───── DATASET EXCERPTS ─────
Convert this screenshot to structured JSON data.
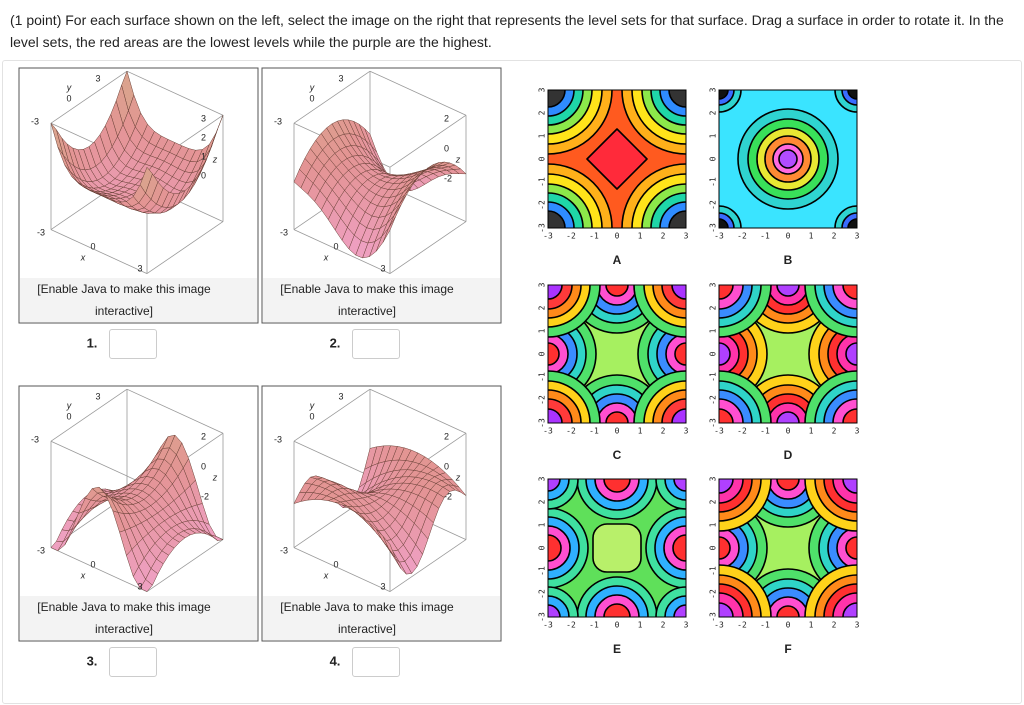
{
  "prompt": "(1 point) For each surface shown on the left, select the image on the right that represents the level sets for that surface. Drag a surface in order to rotate it. In the level sets, the red areas are the lowest levels while the purple are the highest.",
  "surfaces": [
    {
      "number": "1.",
      "caption": [
        "[Enable Java to make this image",
        "interactive]"
      ],
      "axes": {
        "y": "y",
        "y0": "0",
        "y3": "3",
        "left": "-3",
        "lower": "-3",
        "x0": "0",
        "x": "x",
        "x3": "3",
        "z": "z",
        "zticks": [
          "3",
          "2",
          "1",
          "0"
        ]
      }
    },
    {
      "number": "2.",
      "caption": [
        "[Enable Java to make this image",
        "interactive]"
      ],
      "axes": {
        "y": "y",
        "y0": "0",
        "y3": "3",
        "left": "-3",
        "lower": "-3",
        "x0": "0",
        "x": "x",
        "x3": "3",
        "z": "z",
        "zticks": [
          "2",
          "0",
          "-2"
        ]
      }
    },
    {
      "number": "3.",
      "caption": [
        "[Enable Java to make this image",
        "interactive]"
      ],
      "axes": {
        "y": "y",
        "y0": "0",
        "y3": "3",
        "left": "-3",
        "lower": "-3",
        "x0": "0",
        "x": "x",
        "x3": "3",
        "z": "z",
        "zticks": [
          "2",
          "0",
          "-2"
        ]
      }
    },
    {
      "number": "4.",
      "caption": [
        "[Enable Java to make this image",
        "interactive]"
      ],
      "axes": {
        "y": "y",
        "y0": "0",
        "y3": "3",
        "left": "-3",
        "lower": "-3",
        "x0": "0",
        "x": "x",
        "x3": "3",
        "z": "z",
        "zticks": [
          "2",
          "0",
          "-2"
        ]
      }
    }
  ],
  "level_sets": [
    {
      "letter": "A"
    },
    {
      "letter": "B"
    },
    {
      "letter": "C"
    },
    {
      "letter": "D"
    },
    {
      "letter": "E"
    },
    {
      "letter": "F"
    }
  ],
  "level_set_ticks": [
    "-3",
    "-2",
    "-1",
    "0",
    "1",
    "2",
    "3"
  ]
}
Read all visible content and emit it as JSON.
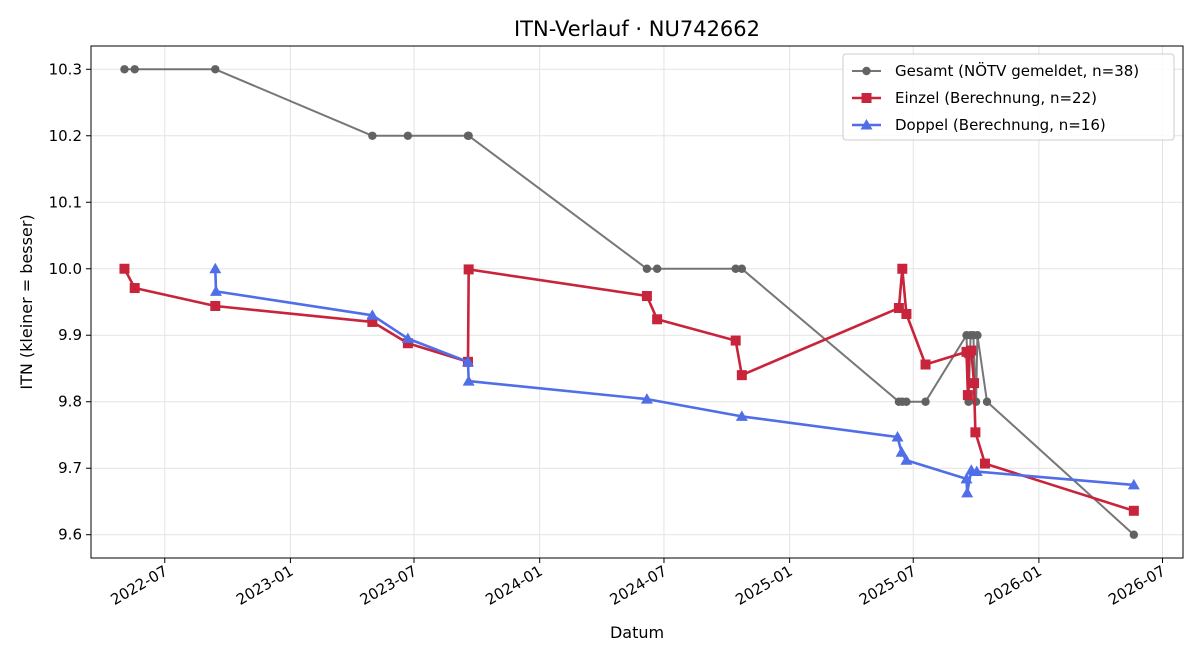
{
  "chart_data": {
    "type": "line",
    "title": "ITN-Verlauf · NU742662",
    "xlabel": "Datum",
    "ylabel": "ITN  (kleiner = besser)",
    "x_axis": "date",
    "xlim": [
      "2022-03-15",
      "2026-07-31"
    ],
    "ylim": [
      9.565,
      10.335
    ],
    "x_ticks": [
      {
        "value": "2022-07-01",
        "label": "2022-07"
      },
      {
        "value": "2023-01-01",
        "label": "2023-01"
      },
      {
        "value": "2023-07-01",
        "label": "2023-07"
      },
      {
        "value": "2024-01-01",
        "label": "2024-01"
      },
      {
        "value": "2024-07-01",
        "label": "2024-07"
      },
      {
        "value": "2025-01-01",
        "label": "2025-01"
      },
      {
        "value": "2025-07-01",
        "label": "2025-07"
      },
      {
        "value": "2026-01-01",
        "label": "2026-01"
      },
      {
        "value": "2026-07-01",
        "label": "2026-07"
      }
    ],
    "y_ticks": [
      {
        "value": 9.6,
        "label": "9.6"
      },
      {
        "value": 9.7,
        "label": "9.7"
      },
      {
        "value": 9.8,
        "label": "9.8"
      },
      {
        "value": 9.9,
        "label": "9.9"
      },
      {
        "value": 10.0,
        "label": "10.0"
      },
      {
        "value": 10.1,
        "label": "10.1"
      },
      {
        "value": 10.2,
        "label": "10.2"
      },
      {
        "value": 10.3,
        "label": "10.3"
      }
    ],
    "grid": true,
    "legend_position": "top-right",
    "series": [
      {
        "name": "Gesamt (NÖTV gemeldet, n=38)",
        "color": "#555555",
        "marker": "circle",
        "points": [
          {
            "x": "2022-05-03",
            "y": 10.3
          },
          {
            "x": "2022-05-18",
            "y": 10.3
          },
          {
            "x": "2022-09-13",
            "y": 10.3
          },
          {
            "x": "2023-05-01",
            "y": 10.2
          },
          {
            "x": "2023-06-22",
            "y": 10.2
          },
          {
            "x": "2023-09-18",
            "y": 10.2
          },
          {
            "x": "2023-09-19",
            "y": 10.2
          },
          {
            "x": "2024-06-06",
            "y": 10.0
          },
          {
            "x": "2024-06-21",
            "y": 10.0
          },
          {
            "x": "2024-10-14",
            "y": 10.0
          },
          {
            "x": "2024-10-23",
            "y": 10.0
          },
          {
            "x": "2025-06-10",
            "y": 9.8
          },
          {
            "x": "2025-06-15",
            "y": 9.8
          },
          {
            "x": "2025-06-21",
            "y": 9.8
          },
          {
            "x": "2025-07-19",
            "y": 9.8
          },
          {
            "x": "2025-09-17",
            "y": 9.9
          },
          {
            "x": "2025-09-20",
            "y": 9.8
          },
          {
            "x": "2025-09-23",
            "y": 9.9
          },
          {
            "x": "2025-09-27",
            "y": 9.9
          },
          {
            "x": "2025-10-01",
            "y": 9.8
          },
          {
            "x": "2025-10-03",
            "y": 9.9
          },
          {
            "x": "2025-10-17",
            "y": 9.8
          },
          {
            "x": "2026-05-20",
            "y": 9.6
          }
        ]
      },
      {
        "name": "Einzel (Berechnung, n=22)",
        "color": "#C8243C",
        "marker": "square",
        "points": [
          {
            "x": "2022-05-03",
            "y": 10.0
          },
          {
            "x": "2022-05-18",
            "y": 9.971
          },
          {
            "x": "2022-09-13",
            "y": 9.944
          },
          {
            "x": "2023-05-01",
            "y": 9.92
          },
          {
            "x": "2023-06-22",
            "y": 9.888
          },
          {
            "x": "2023-09-18",
            "y": 9.86
          },
          {
            "x": "2023-09-19",
            "y": 9.999
          },
          {
            "x": "2024-06-06",
            "y": 9.959
          },
          {
            "x": "2024-06-21",
            "y": 9.924
          },
          {
            "x": "2024-10-14",
            "y": 9.892
          },
          {
            "x": "2024-10-23",
            "y": 9.84
          },
          {
            "x": "2025-06-10",
            "y": 9.941
          },
          {
            "x": "2025-06-15",
            "y": 10.0
          },
          {
            "x": "2025-06-21",
            "y": 9.932
          },
          {
            "x": "2025-07-19",
            "y": 9.856
          },
          {
            "x": "2025-09-17",
            "y": 9.875
          },
          {
            "x": "2025-09-19",
            "y": 9.81
          },
          {
            "x": "2025-09-21",
            "y": 9.873
          },
          {
            "x": "2025-09-24",
            "y": 9.877
          },
          {
            "x": "2025-09-28",
            "y": 9.828
          },
          {
            "x": "2025-09-30",
            "y": 9.754
          },
          {
            "x": "2025-10-14",
            "y": 9.707
          },
          {
            "x": "2026-05-20",
            "y": 9.636
          }
        ]
      },
      {
        "name": "Doppel (Berechnung, n=16)",
        "color": "#4F6EE8",
        "marker": "triangle",
        "points": [
          {
            "x": "2022-09-13",
            "y": 10.0
          },
          {
            "x": "2022-09-14",
            "y": 9.966
          },
          {
            "x": "2023-05-01",
            "y": 9.93
          },
          {
            "x": "2023-06-22",
            "y": 9.895
          },
          {
            "x": "2023-09-18",
            "y": 9.86
          },
          {
            "x": "2023-09-19",
            "y": 9.831
          },
          {
            "x": "2024-06-06",
            "y": 9.804
          },
          {
            "x": "2024-10-23",
            "y": 9.778
          },
          {
            "x": "2025-06-08",
            "y": 9.747
          },
          {
            "x": "2025-06-14",
            "y": 9.724
          },
          {
            "x": "2025-06-21",
            "y": 9.712
          },
          {
            "x": "2025-09-17",
            "y": 9.684
          },
          {
            "x": "2025-09-18",
            "y": 9.663
          },
          {
            "x": "2025-09-24",
            "y": 9.697
          },
          {
            "x": "2025-10-02",
            "y": 9.695
          },
          {
            "x": "2026-05-20",
            "y": 9.675
          }
        ]
      }
    ]
  }
}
─────
#### [JOB]
Count the lines of the listing above that include the word "letter" and state the total with nothing else.

#### [ANSWER BELOW]
6